WHAT THE EXERCISE ASKS →
In the records below, find each line with the word "Band" and copy it.

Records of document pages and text
________________________________________

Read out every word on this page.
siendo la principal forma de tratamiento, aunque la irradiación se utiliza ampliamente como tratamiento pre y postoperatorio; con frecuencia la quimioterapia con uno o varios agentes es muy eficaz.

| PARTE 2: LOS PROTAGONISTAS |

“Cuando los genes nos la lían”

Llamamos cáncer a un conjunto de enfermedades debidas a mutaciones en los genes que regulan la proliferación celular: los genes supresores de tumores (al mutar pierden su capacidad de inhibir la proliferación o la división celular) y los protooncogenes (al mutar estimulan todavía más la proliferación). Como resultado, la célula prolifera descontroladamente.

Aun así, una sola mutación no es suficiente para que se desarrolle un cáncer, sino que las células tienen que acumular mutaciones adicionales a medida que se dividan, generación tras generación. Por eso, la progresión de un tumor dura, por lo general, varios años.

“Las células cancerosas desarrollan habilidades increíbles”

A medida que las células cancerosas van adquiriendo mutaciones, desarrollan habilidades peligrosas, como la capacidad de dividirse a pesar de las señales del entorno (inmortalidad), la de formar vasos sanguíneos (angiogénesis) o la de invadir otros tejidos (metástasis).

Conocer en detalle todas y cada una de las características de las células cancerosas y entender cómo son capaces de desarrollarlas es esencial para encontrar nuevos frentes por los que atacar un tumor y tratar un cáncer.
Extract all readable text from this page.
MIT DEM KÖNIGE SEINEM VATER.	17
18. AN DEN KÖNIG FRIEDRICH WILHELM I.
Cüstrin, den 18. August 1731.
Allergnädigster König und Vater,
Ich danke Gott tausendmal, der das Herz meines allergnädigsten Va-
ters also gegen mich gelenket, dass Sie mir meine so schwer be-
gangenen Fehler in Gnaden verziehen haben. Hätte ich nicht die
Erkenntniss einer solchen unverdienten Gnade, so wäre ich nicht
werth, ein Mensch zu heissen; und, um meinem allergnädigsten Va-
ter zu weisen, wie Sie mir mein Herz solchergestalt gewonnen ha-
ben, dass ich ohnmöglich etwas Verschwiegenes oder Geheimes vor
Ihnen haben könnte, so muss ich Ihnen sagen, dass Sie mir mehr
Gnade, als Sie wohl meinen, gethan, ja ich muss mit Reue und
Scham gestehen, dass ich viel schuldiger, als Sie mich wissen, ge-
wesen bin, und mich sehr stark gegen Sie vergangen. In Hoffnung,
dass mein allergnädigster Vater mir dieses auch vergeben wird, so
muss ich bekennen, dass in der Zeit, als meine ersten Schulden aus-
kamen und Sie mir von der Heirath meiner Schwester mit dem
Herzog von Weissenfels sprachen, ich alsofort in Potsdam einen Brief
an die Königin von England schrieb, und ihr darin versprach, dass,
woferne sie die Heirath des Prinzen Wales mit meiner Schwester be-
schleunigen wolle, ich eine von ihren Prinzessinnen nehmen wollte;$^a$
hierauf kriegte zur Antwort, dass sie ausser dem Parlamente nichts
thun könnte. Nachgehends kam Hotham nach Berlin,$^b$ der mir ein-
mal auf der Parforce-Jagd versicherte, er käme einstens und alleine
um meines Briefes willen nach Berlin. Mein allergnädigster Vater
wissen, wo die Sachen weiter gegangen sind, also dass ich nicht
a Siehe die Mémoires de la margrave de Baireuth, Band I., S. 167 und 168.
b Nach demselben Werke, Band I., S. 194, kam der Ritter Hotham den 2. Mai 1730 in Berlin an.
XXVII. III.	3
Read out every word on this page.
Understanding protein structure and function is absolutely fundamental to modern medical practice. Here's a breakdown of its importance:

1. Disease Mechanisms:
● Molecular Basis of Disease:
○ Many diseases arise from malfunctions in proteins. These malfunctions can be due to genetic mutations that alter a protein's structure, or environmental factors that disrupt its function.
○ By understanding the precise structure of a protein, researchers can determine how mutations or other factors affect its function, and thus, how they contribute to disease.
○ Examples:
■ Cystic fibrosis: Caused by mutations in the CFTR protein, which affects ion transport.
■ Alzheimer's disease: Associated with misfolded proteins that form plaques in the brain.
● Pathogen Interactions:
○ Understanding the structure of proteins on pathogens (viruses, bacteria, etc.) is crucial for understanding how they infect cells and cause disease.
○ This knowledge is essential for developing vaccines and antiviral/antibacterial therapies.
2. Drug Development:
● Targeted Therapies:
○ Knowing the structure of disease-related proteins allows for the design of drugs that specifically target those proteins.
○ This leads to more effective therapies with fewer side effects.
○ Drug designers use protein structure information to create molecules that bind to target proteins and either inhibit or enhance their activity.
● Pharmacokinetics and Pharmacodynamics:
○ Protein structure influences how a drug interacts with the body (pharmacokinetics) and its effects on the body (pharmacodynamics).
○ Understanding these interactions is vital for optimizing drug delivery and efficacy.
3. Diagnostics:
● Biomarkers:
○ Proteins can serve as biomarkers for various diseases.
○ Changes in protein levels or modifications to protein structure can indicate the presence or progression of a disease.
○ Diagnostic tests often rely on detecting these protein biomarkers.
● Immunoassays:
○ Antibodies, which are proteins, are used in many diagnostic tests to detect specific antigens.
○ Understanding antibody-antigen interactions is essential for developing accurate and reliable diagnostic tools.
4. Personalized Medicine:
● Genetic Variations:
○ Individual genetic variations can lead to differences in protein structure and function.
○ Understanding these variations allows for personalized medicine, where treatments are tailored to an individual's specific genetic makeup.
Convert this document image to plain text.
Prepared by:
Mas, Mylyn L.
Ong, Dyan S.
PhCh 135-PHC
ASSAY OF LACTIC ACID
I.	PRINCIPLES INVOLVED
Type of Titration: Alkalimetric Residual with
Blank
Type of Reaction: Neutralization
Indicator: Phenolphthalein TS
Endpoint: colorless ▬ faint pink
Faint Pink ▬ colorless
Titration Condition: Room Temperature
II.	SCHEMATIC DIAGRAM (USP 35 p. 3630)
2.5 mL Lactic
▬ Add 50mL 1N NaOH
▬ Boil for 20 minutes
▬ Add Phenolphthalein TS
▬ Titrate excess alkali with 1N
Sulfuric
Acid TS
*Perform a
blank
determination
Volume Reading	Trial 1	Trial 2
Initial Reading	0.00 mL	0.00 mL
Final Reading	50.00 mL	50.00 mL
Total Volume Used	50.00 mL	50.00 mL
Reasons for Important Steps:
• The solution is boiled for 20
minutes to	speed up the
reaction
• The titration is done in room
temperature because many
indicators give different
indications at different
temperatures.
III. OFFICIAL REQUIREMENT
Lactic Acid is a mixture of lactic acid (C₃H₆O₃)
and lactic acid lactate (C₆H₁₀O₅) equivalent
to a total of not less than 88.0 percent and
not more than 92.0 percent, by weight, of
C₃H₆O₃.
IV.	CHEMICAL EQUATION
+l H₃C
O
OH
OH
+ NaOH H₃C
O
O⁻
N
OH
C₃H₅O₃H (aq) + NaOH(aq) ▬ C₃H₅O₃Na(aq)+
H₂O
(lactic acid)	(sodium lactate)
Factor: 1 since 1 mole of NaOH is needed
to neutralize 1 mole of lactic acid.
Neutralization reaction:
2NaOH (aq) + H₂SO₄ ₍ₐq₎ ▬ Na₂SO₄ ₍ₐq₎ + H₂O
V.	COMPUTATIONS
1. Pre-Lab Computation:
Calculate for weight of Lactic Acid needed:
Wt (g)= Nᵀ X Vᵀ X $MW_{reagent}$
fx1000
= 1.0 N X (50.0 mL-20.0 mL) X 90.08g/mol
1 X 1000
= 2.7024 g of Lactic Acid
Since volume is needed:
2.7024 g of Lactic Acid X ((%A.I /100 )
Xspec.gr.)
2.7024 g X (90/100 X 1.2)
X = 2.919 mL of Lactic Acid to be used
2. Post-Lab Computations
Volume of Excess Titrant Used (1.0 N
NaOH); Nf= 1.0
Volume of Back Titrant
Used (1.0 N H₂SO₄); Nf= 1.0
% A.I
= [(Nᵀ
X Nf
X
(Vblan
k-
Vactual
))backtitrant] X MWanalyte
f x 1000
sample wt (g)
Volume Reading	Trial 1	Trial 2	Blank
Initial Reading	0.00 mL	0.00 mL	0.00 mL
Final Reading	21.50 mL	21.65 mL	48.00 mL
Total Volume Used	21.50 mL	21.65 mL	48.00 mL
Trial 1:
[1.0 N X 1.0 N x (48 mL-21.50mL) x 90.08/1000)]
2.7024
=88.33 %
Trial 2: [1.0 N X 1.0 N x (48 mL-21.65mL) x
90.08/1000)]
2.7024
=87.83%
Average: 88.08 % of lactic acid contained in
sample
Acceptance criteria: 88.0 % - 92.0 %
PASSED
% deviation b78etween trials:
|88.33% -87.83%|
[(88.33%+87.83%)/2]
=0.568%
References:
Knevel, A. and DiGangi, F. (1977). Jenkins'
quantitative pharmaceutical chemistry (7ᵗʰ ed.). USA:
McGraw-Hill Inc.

________________________________________

WRITTEN SOLUTION →
a Siehe die Mémoires de la margrave de Baireuth, Band I., S. 167 und 168.
b Nach demselben Werke, Band I., S. 194, kam der Ritter Hotham den 2. Mai 1730 in Berlin an.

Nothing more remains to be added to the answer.